§ **Stated task**: All of the material below is to be repeated exactly.

☆ ☆ ☆ ☆

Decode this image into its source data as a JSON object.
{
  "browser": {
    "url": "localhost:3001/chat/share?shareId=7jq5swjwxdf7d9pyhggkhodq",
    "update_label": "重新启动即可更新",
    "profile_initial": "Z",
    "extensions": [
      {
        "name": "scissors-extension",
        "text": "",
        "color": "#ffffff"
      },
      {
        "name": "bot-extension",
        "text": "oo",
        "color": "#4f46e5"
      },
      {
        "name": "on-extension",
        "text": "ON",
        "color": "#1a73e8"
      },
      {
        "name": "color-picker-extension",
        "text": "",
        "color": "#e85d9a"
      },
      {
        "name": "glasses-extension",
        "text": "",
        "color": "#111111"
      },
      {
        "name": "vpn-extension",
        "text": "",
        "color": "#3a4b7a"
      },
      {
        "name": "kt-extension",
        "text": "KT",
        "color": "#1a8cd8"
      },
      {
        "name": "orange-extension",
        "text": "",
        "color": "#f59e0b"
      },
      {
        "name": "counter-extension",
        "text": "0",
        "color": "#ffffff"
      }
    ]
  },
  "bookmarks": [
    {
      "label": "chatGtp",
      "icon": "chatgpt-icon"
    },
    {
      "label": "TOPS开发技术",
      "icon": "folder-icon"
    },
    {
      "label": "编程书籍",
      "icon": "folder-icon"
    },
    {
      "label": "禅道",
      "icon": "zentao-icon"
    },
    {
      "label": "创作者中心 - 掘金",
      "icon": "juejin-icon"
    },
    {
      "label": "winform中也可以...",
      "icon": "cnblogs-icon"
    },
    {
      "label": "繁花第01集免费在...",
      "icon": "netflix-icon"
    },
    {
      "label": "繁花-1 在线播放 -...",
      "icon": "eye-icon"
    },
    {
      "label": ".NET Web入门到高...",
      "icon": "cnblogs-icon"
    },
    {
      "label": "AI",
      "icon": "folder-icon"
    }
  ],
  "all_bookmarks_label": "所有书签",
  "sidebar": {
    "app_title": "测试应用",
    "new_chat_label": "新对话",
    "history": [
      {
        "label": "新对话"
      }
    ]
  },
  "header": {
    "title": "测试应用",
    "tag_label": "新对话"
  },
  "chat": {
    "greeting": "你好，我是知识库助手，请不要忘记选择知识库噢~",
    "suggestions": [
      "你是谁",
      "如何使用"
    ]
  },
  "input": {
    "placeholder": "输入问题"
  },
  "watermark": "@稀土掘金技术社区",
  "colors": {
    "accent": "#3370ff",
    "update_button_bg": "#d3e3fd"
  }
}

☆ ☆ ☆ ☆

§ **Answer for the task**:
Decode this image into its source data as a JSON object.
{
  "browser": {
    "url": "localhost:3001/chat/share?shareId=7jq5swjwxdf7d9pyhggkhodq",
    "update_label": "重新启动即可更新",
    "profile_initial": "Z",
    "extensions": [
      {
        "name": "scissors-extension",
        "text": "",
        "color": "#ffffff"
      },
      {
        "name": "bot-extension",
        "text": "oo",
        "color": "#4f46e5"
      },
      {
        "name": "on-extension",
        "text": "ON",
        "color": "#1a73e8"
      },
      {
        "name": "color-picker-extension",
        "text": "",
        "color": "#e85d9a"
      },
      {
        "name": "glasses-extension",
        "text": "",
        "color": "#111111"
      },
      {
        "name": "vpn-extension",
        "text": "",
        "color": "#3a4b7a"
      },
      {
        "name": "kt-extension",
        "text": "KT",
        "color": "#1a8cd8"
      },
      {
        "name": "orange-extension",
        "text": "",
        "color": "#f59e0b"
      },
      {
        "name": "counter-extension",
        "text": "0",
        "color": "#ffffff"
      }
    ]
  },
  "bookmarks": [
    {
      "label": "chatGtp",
      "icon": "chatgpt-icon"
    },
    {
      "label": "TOPS开发技术",
      "icon": "folder-icon"
    },
    {
      "label": "编程书籍",
      "icon": "folder-icon"
    },
    {
      "label": "禅道",
      "icon": "zentao-icon"
    },
    {
      "label": "创作者中心 - 掘金",
      "icon": "juejin-icon"
    },
    {
      "label": "winform中也可以...",
      "icon": "cnblogs-icon"
    },
    {
      "label": "繁花第01集免费在...",
      "icon": "netflix-icon"
    },
    {
      "label": "繁花-1 在线播放 -...",
      "icon": "eye-icon"
    },
    {
      "label": ".NET Web入门到高...",
      "icon": "cnblogs-icon"
    },
    {
      "label": "AI",
      "icon": "folder-icon"
    }
  ],
  "all_bookmarks_label": "所有书签",
  "sidebar": {
    "app_title": "测试应用",
    "new_chat_label": "新对话",
    "history": [
      {
        "label": "新对话"
      }
    ]
  },
  "header": {
    "title": "测试应用",
    "tag_label": "新对话"
  },
  "chat": {
    "greeting": "你好，我是知识库助手，请不要忘记选择知识库噢~",
    "suggestions": [
      "你是谁",
      "如何使用"
    ]
  },
  "input": {
    "placeholder": "输入问题"
  },
  "watermark": "@稀土掘金技术社区",
  "colors": {
    "accent": "#3370ff",
    "update_button_bg": "#d3e3fd"
  }
}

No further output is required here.